>> Start Data section
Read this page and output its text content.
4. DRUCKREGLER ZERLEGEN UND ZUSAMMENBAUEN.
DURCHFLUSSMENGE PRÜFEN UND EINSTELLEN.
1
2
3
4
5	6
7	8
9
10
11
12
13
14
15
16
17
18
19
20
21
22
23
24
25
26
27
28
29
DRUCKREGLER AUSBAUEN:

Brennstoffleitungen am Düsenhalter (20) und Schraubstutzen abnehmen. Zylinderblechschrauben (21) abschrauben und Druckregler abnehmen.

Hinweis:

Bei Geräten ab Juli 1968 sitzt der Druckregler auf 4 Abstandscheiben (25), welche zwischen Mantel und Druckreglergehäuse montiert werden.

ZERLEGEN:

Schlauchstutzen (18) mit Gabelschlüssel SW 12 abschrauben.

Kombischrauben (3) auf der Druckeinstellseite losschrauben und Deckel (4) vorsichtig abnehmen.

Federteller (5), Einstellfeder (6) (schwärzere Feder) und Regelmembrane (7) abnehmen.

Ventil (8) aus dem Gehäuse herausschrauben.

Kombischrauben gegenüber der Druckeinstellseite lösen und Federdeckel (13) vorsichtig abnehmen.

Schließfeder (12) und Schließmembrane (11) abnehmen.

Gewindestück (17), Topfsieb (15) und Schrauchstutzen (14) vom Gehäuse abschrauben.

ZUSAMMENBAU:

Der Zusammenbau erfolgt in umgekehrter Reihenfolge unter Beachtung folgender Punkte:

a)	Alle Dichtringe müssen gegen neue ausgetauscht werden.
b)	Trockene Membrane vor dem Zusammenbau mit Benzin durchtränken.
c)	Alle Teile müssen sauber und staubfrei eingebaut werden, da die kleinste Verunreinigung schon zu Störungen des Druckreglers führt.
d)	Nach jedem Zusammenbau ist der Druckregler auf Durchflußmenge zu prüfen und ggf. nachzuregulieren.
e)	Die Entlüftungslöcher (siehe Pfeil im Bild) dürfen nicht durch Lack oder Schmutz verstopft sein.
>> End Data section
Your objective >> For each line in the data above that contains the string "werden", extract the line.

Answer >>
Bei Geräten ab Juli 1968 sitzt der Druckregler auf 4 Abstandscheiben (25), welche zwischen Mantel und Druckreglergehäuse montiert werden.
a)	Alle Dichtringe müssen gegen neue ausgetauscht werden.
c)	Alle Teile müssen sauber und staubfrei eingebaut werden, da die kleinste Verunreinigung schon zu Störungen des Druckreglers führt.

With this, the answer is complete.